→ **MATERIAL PROVIDED**:
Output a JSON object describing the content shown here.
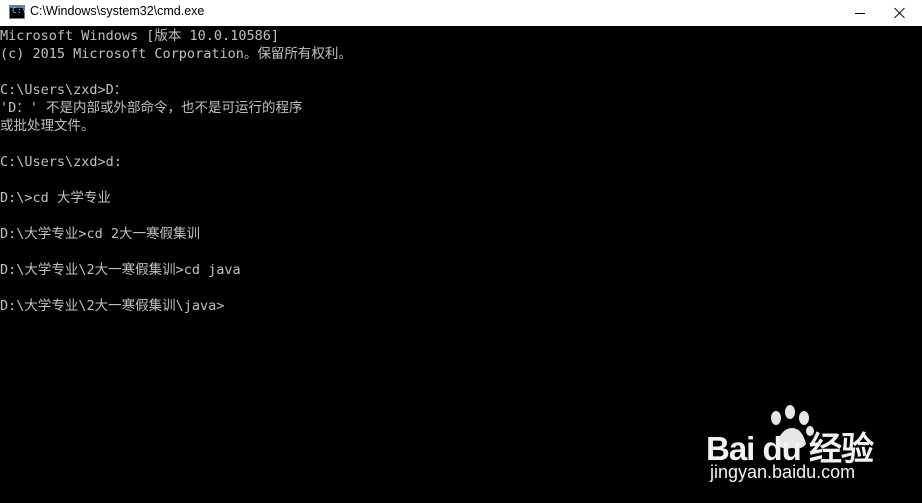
{
  "window": {
    "title": "C:\\Windows\\system32\\cmd.exe",
    "icon": "cmd-console-icon",
    "controls": {
      "minimize_icon": "minimize-icon",
      "close_icon": "close-icon"
    }
  },
  "console": {
    "background": "#000000",
    "foreground": "#c0c0c0",
    "lines": [
      "Microsoft Windows [版本 10.0.10586]",
      "(c) 2015 Microsoft Corporation。保留所有权利。",
      "",
      "C:\\Users\\zxd>D：",
      "'D：' 不是内部或外部命令，也不是可运行的程序",
      "或批处理文件。",
      "",
      "C:\\Users\\zxd>d:",
      "",
      "D:\\>cd 大学专业",
      "",
      "D:\\大学专业>cd 2大一寒假集训",
      "",
      "D:\\大学专业\\2大一寒假集训>cd java",
      "",
      "D:\\大学专业\\2大一寒假集训\\java>"
    ]
  },
  "watermark": {
    "brand": "Bai du 经验",
    "domain": "jingyan.baidu.com",
    "icon": "baidu-paw-icon"
  }
}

→ **WHAT IS REQUIRED**: Transcribe every entry word for word, but skip the pictures.

→ **EXERCISE OUTPUT**:
Output a JSON object describing the content shown here.
{
  "window": {
    "title": "C:\\Windows\\system32\\cmd.exe",
    "icon": "cmd-console-icon",
    "controls": {
      "minimize_icon": "minimize-icon",
      "close_icon": "close-icon"
    }
  },
  "console": {
    "background": "#000000",
    "foreground": "#c0c0c0",
    "lines": [
      "Microsoft Windows [版本 10.0.10586]",
      "(c) 2015 Microsoft Corporation。保留所有权利。",
      "",
      "C:\\Users\\zxd>D：",
      "'D：' 不是内部或外部命令，也不是可运行的程序",
      "或批处理文件。",
      "",
      "C:\\Users\\zxd>d:",
      "",
      "D:\\>cd 大学专业",
      "",
      "D:\\大学专业>cd 2大一寒假集训",
      "",
      "D:\\大学专业\\2大一寒假集训>cd java",
      "",
      "D:\\大学专业\\2大一寒假集训\\java>"
    ]
  },
  "watermark": {
    "brand": "Bai du 经验",
    "domain": "jingyan.baidu.com",
    "icon": "baidu-paw-icon"
  }
}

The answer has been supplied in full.